→ **What you will do**
Output all of the records exactly as written.

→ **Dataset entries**
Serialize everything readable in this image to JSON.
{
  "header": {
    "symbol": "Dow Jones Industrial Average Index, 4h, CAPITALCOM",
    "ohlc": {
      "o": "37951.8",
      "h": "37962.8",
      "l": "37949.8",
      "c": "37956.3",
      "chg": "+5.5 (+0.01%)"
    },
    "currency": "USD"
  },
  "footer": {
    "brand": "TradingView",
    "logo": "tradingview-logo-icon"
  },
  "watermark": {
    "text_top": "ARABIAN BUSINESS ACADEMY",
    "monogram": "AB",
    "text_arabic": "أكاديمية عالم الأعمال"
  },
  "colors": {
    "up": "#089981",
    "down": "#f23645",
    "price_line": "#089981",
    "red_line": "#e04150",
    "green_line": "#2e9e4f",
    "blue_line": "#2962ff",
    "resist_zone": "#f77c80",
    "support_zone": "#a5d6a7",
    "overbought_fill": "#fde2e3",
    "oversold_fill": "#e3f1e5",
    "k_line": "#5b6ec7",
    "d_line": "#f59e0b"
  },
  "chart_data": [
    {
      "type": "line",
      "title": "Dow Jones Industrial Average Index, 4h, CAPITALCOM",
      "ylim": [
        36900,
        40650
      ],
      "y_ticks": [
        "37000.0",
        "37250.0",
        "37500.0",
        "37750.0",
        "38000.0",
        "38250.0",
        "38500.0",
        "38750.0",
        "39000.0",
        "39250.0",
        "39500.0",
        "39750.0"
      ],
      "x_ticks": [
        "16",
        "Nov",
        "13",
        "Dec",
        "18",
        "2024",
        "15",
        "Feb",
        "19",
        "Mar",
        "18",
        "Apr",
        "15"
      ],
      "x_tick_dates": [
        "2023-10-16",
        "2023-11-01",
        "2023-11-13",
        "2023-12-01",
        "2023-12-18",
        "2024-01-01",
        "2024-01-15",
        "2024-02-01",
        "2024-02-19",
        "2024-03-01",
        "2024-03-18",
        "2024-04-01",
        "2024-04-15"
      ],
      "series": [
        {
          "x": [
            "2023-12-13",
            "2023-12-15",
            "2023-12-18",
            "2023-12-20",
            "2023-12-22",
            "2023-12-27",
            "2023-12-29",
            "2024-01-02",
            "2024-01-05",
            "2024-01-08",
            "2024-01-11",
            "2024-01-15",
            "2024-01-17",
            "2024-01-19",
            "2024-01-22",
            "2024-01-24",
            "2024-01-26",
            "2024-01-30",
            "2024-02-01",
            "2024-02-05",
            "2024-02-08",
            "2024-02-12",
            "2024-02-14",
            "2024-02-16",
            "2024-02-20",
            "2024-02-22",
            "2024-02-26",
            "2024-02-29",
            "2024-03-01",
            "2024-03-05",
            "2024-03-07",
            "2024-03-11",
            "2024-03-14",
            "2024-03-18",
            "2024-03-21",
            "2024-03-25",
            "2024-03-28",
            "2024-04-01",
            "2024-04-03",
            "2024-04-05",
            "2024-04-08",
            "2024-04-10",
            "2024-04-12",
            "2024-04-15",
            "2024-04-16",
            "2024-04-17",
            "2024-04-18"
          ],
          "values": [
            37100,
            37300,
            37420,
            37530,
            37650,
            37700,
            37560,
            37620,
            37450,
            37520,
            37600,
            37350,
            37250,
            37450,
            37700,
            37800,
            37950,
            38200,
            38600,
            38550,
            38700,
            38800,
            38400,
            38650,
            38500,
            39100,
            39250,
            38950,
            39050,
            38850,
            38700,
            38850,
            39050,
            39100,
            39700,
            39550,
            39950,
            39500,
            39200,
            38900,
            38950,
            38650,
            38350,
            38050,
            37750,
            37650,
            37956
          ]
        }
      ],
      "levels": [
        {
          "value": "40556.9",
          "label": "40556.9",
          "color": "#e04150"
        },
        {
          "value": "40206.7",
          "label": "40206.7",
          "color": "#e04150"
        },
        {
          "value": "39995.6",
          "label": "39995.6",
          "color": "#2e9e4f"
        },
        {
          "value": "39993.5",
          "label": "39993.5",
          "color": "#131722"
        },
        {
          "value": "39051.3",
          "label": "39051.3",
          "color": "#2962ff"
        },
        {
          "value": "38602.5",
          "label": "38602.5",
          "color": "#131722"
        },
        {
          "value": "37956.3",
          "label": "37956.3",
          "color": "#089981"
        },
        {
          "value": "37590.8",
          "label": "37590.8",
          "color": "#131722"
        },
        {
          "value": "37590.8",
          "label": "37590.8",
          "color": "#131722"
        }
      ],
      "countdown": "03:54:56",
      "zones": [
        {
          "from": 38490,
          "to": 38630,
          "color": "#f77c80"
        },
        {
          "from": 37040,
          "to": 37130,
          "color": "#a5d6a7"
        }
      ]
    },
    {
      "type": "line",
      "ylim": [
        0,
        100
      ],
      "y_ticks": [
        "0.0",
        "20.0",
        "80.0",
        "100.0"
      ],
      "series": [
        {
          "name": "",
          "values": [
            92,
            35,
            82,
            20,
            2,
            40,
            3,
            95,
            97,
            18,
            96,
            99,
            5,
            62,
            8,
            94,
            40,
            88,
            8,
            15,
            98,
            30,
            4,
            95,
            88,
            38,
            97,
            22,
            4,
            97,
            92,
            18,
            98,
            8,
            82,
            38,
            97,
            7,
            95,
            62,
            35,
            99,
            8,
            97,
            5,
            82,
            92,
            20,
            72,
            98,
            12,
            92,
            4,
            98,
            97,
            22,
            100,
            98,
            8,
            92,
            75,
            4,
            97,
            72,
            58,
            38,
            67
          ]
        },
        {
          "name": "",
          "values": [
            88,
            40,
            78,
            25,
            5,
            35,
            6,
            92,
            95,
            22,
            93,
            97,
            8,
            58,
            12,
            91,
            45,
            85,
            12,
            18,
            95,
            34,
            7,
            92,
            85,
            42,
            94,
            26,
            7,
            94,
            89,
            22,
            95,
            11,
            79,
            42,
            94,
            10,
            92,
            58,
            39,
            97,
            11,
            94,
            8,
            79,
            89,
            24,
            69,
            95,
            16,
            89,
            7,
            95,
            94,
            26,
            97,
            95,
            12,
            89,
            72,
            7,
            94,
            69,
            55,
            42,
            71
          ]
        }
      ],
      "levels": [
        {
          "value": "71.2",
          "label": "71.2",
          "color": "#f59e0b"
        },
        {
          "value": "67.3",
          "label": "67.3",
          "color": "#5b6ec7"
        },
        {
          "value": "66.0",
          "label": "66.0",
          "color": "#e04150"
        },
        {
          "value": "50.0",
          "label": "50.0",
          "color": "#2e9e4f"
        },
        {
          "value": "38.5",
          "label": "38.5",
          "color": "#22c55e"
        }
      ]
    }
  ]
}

→ **Reply to the exercise**
Serialize everything readable in this image to JSON.
{
  "header": {
    "symbol": "Dow Jones Industrial Average Index, 4h, CAPITALCOM",
    "ohlc": {
      "o": "37951.8",
      "h": "37962.8",
      "l": "37949.8",
      "c": "37956.3",
      "chg": "+5.5 (+0.01%)"
    },
    "currency": "USD"
  },
  "footer": {
    "brand": "TradingView",
    "logo": "tradingview-logo-icon"
  },
  "watermark": {
    "text_top": "ARABIAN BUSINESS ACADEMY",
    "monogram": "AB",
    "text_arabic": "أكاديمية عالم الأعمال"
  },
  "colors": {
    "up": "#089981",
    "down": "#f23645",
    "price_line": "#089981",
    "red_line": "#e04150",
    "green_line": "#2e9e4f",
    "blue_line": "#2962ff",
    "resist_zone": "#f77c80",
    "support_zone": "#a5d6a7",
    "overbought_fill": "#fde2e3",
    "oversold_fill": "#e3f1e5",
    "k_line": "#5b6ec7",
    "d_line": "#f59e0b"
  },
  "chart_data": [
    {
      "type": "line",
      "title": "Dow Jones Industrial Average Index, 4h, CAPITALCOM",
      "ylim": [
        36900,
        40650
      ],
      "y_ticks": [
        "37000.0",
        "37250.0",
        "37500.0",
        "37750.0",
        "38000.0",
        "38250.0",
        "38500.0",
        "38750.0",
        "39000.0",
        "39250.0",
        "39500.0",
        "39750.0"
      ],
      "x_ticks": [
        "16",
        "Nov",
        "13",
        "Dec",
        "18",
        "2024",
        "15",
        "Feb",
        "19",
        "Mar",
        "18",
        "Apr",
        "15"
      ],
      "x_tick_dates": [
        "2023-10-16",
        "2023-11-01",
        "2023-11-13",
        "2023-12-01",
        "2023-12-18",
        "2024-01-01",
        "2024-01-15",
        "2024-02-01",
        "2024-02-19",
        "2024-03-01",
        "2024-03-18",
        "2024-04-01",
        "2024-04-15"
      ],
      "series": [
        {
          "x": [
            "2023-12-13",
            "2023-12-15",
            "2023-12-18",
            "2023-12-20",
            "2023-12-22",
            "2023-12-27",
            "2023-12-29",
            "2024-01-02",
            "2024-01-05",
            "2024-01-08",
            "2024-01-11",
            "2024-01-15",
            "2024-01-17",
            "2024-01-19",
            "2024-01-22",
            "2024-01-24",
            "2024-01-26",
            "2024-01-30",
            "2024-02-01",
            "2024-02-05",
            "2024-02-08",
            "2024-02-12",
            "2024-02-14",
            "2024-02-16",
            "2024-02-20",
            "2024-02-22",
            "2024-02-26",
            "2024-02-29",
            "2024-03-01",
            "2024-03-05",
            "2024-03-07",
            "2024-03-11",
            "2024-03-14",
            "2024-03-18",
            "2024-03-21",
            "2024-03-25",
            "2024-03-28",
            "2024-04-01",
            "2024-04-03",
            "2024-04-05",
            "2024-04-08",
            "2024-04-10",
            "2024-04-12",
            "2024-04-15",
            "2024-04-16",
            "2024-04-17",
            "2024-04-18"
          ],
          "values": [
            37100,
            37300,
            37420,
            37530,
            37650,
            37700,
            37560,
            37620,
            37450,
            37520,
            37600,
            37350,
            37250,
            37450,
            37700,
            37800,
            37950,
            38200,
            38600,
            38550,
            38700,
            38800,
            38400,
            38650,
            38500,
            39100,
            39250,
            38950,
            39050,
            38850,
            38700,
            38850,
            39050,
            39100,
            39700,
            39550,
            39950,
            39500,
            39200,
            38900,
            38950,
            38650,
            38350,
            38050,
            37750,
            37650,
            37956
          ]
        }
      ],
      "levels": [
        {
          "value": "40556.9",
          "label": "40556.9",
          "color": "#e04150"
        },
        {
          "value": "40206.7",
          "label": "40206.7",
          "color": "#e04150"
        },
        {
          "value": "39995.6",
          "label": "39995.6",
          "color": "#2e9e4f"
        },
        {
          "value": "39993.5",
          "label": "39993.5",
          "color": "#131722"
        },
        {
          "value": "39051.3",
          "label": "39051.3",
          "color": "#2962ff"
        },
        {
          "value": "38602.5",
          "label": "38602.5",
          "color": "#131722"
        },
        {
          "value": "37956.3",
          "label": "37956.3",
          "color": "#089981"
        },
        {
          "value": "37590.8",
          "label": "37590.8",
          "color": "#131722"
        },
        {
          "value": "37590.8",
          "label": "37590.8",
          "color": "#131722"
        }
      ],
      "countdown": "03:54:56",
      "zones": [
        {
          "from": 38490,
          "to": 38630,
          "color": "#f77c80"
        },
        {
          "from": 37040,
          "to": 37130,
          "color": "#a5d6a7"
        }
      ]
    },
    {
      "type": "line",
      "ylim": [
        0,
        100
      ],
      "y_ticks": [
        "0.0",
        "20.0",
        "80.0",
        "100.0"
      ],
      "series": [
        {
          "name": "",
          "values": [
            92,
            35,
            82,
            20,
            2,
            40,
            3,
            95,
            97,
            18,
            96,
            99,
            5,
            62,
            8,
            94,
            40,
            88,
            8,
            15,
            98,
            30,
            4,
            95,
            88,
            38,
            97,
            22,
            4,
            97,
            92,
            18,
            98,
            8,
            82,
            38,
            97,
            7,
            95,
            62,
            35,
            99,
            8,
            97,
            5,
            82,
            92,
            20,
            72,
            98,
            12,
            92,
            4,
            98,
            97,
            22,
            100,
            98,
            8,
            92,
            75,
            4,
            97,
            72,
            58,
            38,
            67
          ]
        },
        {
          "name": "",
          "values": [
            88,
            40,
            78,
            25,
            5,
            35,
            6,
            92,
            95,
            22,
            93,
            97,
            8,
            58,
            12,
            91,
            45,
            85,
            12,
            18,
            95,
            34,
            7,
            92,
            85,
            42,
            94,
            26,
            7,
            94,
            89,
            22,
            95,
            11,
            79,
            42,
            94,
            10,
            92,
            58,
            39,
            97,
            11,
            94,
            8,
            79,
            89,
            24,
            69,
            95,
            16,
            89,
            7,
            95,
            94,
            26,
            97,
            95,
            12,
            89,
            72,
            7,
            94,
            69,
            55,
            42,
            71
          ]
        }
      ],
      "levels": [
        {
          "value": "71.2",
          "label": "71.2",
          "color": "#f59e0b"
        },
        {
          "value": "67.3",
          "label": "67.3",
          "color": "#5b6ec7"
        },
        {
          "value": "66.0",
          "label": "66.0",
          "color": "#e04150"
        },
        {
          "value": "50.0",
          "label": "50.0",
          "color": "#2e9e4f"
        },
        {
          "value": "38.5",
          "label": "38.5",
          "color": "#22c55e"
        }
      ]
    }
  ]
}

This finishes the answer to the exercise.